WHAT TO DO:
Copy the full set of lines exactly as given.

------------------------------------

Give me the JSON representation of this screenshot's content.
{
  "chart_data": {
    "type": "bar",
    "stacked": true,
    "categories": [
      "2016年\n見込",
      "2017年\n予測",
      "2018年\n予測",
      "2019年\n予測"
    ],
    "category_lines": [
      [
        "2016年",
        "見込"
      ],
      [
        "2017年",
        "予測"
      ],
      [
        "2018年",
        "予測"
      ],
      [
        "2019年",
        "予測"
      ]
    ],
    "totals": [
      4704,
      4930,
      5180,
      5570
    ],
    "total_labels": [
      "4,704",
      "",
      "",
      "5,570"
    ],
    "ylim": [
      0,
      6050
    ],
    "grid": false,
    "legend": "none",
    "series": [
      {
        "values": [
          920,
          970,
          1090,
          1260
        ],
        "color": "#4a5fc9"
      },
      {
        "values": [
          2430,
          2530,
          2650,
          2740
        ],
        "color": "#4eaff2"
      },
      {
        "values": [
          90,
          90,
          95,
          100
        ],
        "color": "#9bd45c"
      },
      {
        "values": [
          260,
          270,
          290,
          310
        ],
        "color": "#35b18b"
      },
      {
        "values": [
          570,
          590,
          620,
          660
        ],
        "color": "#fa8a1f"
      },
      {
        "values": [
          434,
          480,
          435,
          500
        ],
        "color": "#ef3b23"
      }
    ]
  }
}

------------------------------------

RESULT OF THIS TASK:
Give me the JSON representation of this screenshot's content.
{
  "chart_data": {
    "type": "bar",
    "stacked": true,
    "categories": [
      "2016年\n見込",
      "2017年\n予測",
      "2018年\n予測",
      "2019年\n予測"
    ],
    "category_lines": [
      [
        "2016年",
        "見込"
      ],
      [
        "2017年",
        "予測"
      ],
      [
        "2018年",
        "予測"
      ],
      [
        "2019年",
        "予測"
      ]
    ],
    "totals": [
      4704,
      4930,
      5180,
      5570
    ],
    "total_labels": [
      "4,704",
      "",
      "",
      "5,570"
    ],
    "ylim": [
      0,
      6050
    ],
    "grid": false,
    "legend": "none",
    "series": [
      {
        "values": [
          920,
          970,
          1090,
          1260
        ],
        "color": "#4a5fc9"
      },
      {
        "values": [
          2430,
          2530,
          2650,
          2740
        ],
        "color": "#4eaff2"
      },
      {
        "values": [
          90,
          90,
          95,
          100
        ],
        "color": "#9bd45c"
      },
      {
        "values": [
          260,
          270,
          290,
          310
        ],
        "color": "#35b18b"
      },
      {
        "values": [
          570,
          590,
          620,
          660
        ],
        "color": "#fa8a1f"
      },
      {
        "values": [
          434,
          480,
          435,
          500
        ],
        "color": "#ef3b23"
      }
    ]
  }
}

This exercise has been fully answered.